* _Text passage_
People of the Amazon Territory's Putumayo region lose cows and other farm animals to glyphosate. "We have no birds or butterflies," said Palacios.

Residents, often indigenous people, develop diarrhea, fever and other ailments. Besides dead crops and livestock, paramilitary soldiers, working closely with the military, kidnap, torture and massacre people to force them off the land. "Indigenous peoples leave their sacred ancestral lands," said Palacios, who lives in Putumayo.

"If farmers stay, the paramilitary forces them to grow coca to finance its operations," Panetta added. "The farmers must also pay taxes to the paramilitary. But when the guerillas, who want reforms, find out, they attack the farmers as collaborators."

Similar things are happening on the Pacific coast, another drug-war zone. "We . . . have lived here for 500 years," said Oscar Gamboa Zuniga, a representative of Federation of Municipalities on the Pacific Coast of Colombia. "Now violence drives our people away, mainly to big cities. They face double discrimination there because they are black and because they are poor. Many turn to crime to survive and end up in prison."

For all its attendant upheaval, the war on drugs has had poor results. Palacios rates it as 15 percent effective in killing coca plants. Gamboa Zuniga also sees a wasted effort: "Think about this: years have been spent fighting coca, but its production continues."

* _Entries shown_

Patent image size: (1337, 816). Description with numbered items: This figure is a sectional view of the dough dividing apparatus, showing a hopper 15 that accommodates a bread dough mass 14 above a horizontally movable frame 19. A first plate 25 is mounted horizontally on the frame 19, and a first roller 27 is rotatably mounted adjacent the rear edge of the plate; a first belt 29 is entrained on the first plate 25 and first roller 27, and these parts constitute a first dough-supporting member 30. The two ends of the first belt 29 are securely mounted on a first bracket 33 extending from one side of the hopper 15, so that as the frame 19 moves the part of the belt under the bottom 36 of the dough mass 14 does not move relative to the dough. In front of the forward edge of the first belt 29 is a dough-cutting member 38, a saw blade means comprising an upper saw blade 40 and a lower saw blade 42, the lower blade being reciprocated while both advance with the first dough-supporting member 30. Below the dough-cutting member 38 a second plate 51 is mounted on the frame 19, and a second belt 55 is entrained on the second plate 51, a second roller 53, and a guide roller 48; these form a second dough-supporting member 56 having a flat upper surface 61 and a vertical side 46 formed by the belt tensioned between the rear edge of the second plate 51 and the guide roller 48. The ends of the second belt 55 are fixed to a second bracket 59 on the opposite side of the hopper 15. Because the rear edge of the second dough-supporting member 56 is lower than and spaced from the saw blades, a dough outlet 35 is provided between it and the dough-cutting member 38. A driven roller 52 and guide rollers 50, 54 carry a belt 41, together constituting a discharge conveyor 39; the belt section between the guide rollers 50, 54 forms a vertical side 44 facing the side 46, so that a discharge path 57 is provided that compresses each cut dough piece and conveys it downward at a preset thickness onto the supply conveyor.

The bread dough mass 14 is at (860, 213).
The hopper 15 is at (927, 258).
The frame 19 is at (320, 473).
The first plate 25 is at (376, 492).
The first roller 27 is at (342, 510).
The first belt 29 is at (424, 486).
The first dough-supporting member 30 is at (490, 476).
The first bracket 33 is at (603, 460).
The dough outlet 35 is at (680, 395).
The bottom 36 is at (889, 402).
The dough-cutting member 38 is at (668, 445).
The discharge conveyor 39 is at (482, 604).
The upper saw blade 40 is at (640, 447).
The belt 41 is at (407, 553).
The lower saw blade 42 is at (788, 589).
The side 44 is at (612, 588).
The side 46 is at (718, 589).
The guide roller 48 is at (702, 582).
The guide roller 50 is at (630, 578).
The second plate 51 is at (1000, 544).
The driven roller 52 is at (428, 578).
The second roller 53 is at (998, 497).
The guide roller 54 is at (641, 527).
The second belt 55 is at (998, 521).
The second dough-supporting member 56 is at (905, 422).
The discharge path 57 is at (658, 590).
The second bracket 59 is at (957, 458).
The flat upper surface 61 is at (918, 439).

* _What to do_
**1)** In the passage on the drug war in Colombia, how effective does Palacios rate the war on drugs at killing coca plants?
**2)** Rewrite the listing from its first line through the line containing "The first plate 25 is at (376, 492).", changing "sectional view" to "cross-sectional view" and keeping everything else the same. Return only those lines.

* _Solutions for each task_
**1)** Palacios rates it as 15 percent effective.

**2)**
Patent image size: (1337, 816). Description with numbered items: This figure is a cross-sectional view of the dough dividing apparatus, showing a hopper 15 that accommodates a bread dough mass 14 above a horizontally movable frame 19. A first plate 25 is mounted horizontally on the frame 19, and a first roller 27 is rotatably mounted adjacent the rear edge of the plate; a first belt 29 is entrained on the first plate 25 and first roller 27, and these parts constitute a first dough-supporting member 30. The two ends of the first belt 29 are securely mounted on a first bracket 33 extending from one side of the hopper 15, so that as the frame 19 moves the part of the belt under the bottom 36 of the dough mass 14 does not move relative to the dough. In front of the forward edge of the first belt 29 is a dough-cutting member 38, a saw blade means comprising an upper saw blade 40 and a lower saw blade 42, the lower blade being reciprocated while both advance with the first dough-supporting member 30. Below the dough-cutting member 38 a second plate 51 is mounted on the frame 19, and a second belt 55 is entrained on the second plate 51, a second roller 53, and a guide roller 48; these form a second dough-supporting member 56 having a flat upper surface 61 and a vertical side 46 formed by the belt tensioned between the rear edge of the second plate 51 and the guide roller 48. The ends of the second belt 55 are fixed to a second bracket 59 on the opposite side of the hopper 15. Because the rear edge of the second dough-supporting member 56 is lower than and spaced from the saw blades, a dough outlet 35 is provided between it and the dough-cutting member 38. A driven roller 52 and guide rollers 50, 54 carry a belt 41, together constituting a discharge conveyor 39; the belt section between the guide rollers 50, 54 forms a vertical side 44 facing the side 46, so that a discharge path 57 is provided that compresses each cut dough piece and conveys it downward at a preset thickness onto the supply conveyor.

The bread dough mass 14 is at (860, 213).
The hopper 15 is at (927, 258).
The frame 19 is at (320, 473).
The first plate 25 is at (376, 492).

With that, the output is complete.